--- Begin ---
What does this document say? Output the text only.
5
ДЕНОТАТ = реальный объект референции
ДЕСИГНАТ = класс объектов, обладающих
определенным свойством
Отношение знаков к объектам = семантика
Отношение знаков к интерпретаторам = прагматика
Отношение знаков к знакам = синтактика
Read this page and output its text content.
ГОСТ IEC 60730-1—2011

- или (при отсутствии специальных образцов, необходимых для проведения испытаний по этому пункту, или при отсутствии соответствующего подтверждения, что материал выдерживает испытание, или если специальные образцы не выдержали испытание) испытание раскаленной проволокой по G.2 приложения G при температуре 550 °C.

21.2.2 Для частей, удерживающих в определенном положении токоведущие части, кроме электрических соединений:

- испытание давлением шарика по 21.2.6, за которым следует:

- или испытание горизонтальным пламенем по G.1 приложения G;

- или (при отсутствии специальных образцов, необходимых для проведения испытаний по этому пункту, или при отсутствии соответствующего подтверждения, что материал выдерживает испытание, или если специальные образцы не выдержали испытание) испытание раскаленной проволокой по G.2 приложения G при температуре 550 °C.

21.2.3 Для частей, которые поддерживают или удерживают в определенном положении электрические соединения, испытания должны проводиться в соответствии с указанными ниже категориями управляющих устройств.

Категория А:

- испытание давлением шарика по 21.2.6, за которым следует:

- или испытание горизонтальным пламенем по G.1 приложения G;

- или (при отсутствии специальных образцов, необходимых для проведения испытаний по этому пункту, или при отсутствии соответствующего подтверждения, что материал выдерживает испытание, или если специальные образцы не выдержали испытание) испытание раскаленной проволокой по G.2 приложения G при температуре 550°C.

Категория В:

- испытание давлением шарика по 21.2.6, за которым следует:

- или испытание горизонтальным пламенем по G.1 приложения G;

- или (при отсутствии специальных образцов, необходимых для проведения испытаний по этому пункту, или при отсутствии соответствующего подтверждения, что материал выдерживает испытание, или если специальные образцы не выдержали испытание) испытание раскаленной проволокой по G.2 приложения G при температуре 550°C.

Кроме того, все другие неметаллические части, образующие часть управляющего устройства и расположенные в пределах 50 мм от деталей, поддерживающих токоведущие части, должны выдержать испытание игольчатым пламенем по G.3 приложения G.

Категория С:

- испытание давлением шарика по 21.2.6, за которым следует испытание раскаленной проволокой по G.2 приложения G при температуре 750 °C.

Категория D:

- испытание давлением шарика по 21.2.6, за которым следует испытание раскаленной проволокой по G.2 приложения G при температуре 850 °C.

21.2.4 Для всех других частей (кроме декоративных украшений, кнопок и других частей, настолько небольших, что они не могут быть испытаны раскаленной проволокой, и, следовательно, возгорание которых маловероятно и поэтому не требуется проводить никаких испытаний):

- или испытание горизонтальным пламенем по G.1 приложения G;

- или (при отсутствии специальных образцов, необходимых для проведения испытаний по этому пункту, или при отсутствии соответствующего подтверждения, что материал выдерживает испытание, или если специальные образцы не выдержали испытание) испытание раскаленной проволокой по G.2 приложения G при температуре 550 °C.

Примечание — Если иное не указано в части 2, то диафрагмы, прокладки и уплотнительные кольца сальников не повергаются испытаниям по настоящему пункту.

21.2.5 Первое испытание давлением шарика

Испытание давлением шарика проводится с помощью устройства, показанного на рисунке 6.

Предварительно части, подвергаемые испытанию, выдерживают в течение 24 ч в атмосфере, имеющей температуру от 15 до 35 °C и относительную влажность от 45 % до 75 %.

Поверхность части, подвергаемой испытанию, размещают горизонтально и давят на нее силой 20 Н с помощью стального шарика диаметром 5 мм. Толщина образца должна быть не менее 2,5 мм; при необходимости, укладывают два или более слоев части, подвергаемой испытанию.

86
--- End ---
Say how many lines of the data include the word "помощью". Respond with the number alone.

Solution for this exercise:
2